What the exercise asks = Take every line from the material that has the word "године" in it.

(Saved entries)
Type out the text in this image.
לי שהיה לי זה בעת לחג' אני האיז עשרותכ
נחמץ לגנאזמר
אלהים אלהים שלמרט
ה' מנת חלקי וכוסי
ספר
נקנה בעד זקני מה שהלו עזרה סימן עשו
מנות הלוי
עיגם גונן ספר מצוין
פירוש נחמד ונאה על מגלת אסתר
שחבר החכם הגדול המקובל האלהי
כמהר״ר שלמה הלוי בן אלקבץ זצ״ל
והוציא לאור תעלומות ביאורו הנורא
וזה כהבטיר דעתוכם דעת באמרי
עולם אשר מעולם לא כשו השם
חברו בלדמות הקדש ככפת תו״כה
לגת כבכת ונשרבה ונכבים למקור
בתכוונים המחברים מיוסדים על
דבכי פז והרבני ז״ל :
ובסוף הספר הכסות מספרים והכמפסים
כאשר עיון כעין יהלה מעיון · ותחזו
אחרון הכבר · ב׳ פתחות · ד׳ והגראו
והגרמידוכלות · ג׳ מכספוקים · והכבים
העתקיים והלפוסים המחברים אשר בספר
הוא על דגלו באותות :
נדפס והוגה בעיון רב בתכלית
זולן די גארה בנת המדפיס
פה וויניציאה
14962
--
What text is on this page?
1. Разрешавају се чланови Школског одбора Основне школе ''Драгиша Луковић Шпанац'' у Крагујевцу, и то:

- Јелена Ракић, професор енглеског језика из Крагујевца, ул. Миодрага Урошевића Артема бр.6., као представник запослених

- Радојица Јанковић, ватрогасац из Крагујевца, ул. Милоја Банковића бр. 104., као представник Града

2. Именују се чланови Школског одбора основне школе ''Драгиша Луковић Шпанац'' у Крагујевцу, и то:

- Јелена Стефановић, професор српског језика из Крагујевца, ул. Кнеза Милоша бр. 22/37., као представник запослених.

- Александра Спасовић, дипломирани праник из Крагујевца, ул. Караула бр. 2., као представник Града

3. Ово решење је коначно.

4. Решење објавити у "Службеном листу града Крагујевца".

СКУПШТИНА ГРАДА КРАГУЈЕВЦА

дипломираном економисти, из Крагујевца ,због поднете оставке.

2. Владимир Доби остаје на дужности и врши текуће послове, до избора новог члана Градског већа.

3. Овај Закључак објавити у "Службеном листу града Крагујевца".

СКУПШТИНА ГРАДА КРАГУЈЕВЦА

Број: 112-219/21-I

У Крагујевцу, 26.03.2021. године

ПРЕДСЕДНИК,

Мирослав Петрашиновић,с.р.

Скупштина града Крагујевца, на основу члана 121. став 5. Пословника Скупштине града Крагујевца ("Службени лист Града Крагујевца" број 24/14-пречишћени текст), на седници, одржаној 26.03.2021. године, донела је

Solution =
У Крагујевцу, 26.03.2021. године
Скупштина града Крагујевца, на основу члана 121. став 5. Пословника Скупштине града Крагујевца ("Службени лист Града Крагујевца" број 24/14-пречишћени текст), на седници, одржаној 26.03.2021. године, донела је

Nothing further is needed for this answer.